From the listing below, extract every line in which the word "JSON" appears.
>> start WORKING DATA
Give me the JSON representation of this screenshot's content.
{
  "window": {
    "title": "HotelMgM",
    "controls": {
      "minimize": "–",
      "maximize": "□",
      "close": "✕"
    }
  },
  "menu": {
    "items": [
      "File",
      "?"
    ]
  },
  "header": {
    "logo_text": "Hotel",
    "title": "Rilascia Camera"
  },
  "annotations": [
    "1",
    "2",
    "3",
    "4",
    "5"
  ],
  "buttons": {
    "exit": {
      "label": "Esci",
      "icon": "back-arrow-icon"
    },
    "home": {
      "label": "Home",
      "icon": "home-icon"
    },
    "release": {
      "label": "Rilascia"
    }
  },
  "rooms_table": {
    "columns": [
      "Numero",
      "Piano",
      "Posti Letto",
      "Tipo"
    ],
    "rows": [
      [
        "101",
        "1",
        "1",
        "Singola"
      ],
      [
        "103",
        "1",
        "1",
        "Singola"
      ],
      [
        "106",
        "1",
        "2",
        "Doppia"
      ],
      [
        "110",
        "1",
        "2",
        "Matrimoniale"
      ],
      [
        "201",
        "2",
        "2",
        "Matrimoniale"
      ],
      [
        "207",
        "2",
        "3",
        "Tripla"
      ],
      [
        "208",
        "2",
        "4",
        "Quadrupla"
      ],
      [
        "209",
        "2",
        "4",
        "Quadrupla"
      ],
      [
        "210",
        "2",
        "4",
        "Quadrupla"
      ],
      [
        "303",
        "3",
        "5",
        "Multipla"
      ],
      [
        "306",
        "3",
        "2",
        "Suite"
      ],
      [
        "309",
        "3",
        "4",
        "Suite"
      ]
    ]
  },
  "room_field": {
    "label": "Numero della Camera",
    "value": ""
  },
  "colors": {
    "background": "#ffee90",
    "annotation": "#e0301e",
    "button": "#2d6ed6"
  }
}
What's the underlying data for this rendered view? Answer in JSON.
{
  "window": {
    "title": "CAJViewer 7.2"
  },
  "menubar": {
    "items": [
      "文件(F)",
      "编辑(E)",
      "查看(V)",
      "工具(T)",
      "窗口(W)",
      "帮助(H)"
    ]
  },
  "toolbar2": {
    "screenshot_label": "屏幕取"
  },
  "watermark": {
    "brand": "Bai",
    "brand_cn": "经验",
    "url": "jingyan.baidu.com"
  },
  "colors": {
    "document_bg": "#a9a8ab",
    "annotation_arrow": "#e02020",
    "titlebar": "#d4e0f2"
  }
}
>> end WORKING DATA
#### EXERCISE RESULT
Give me the JSON representation of this screenshot's content.
What's the underlying data for this rendered view? Answer in JSON.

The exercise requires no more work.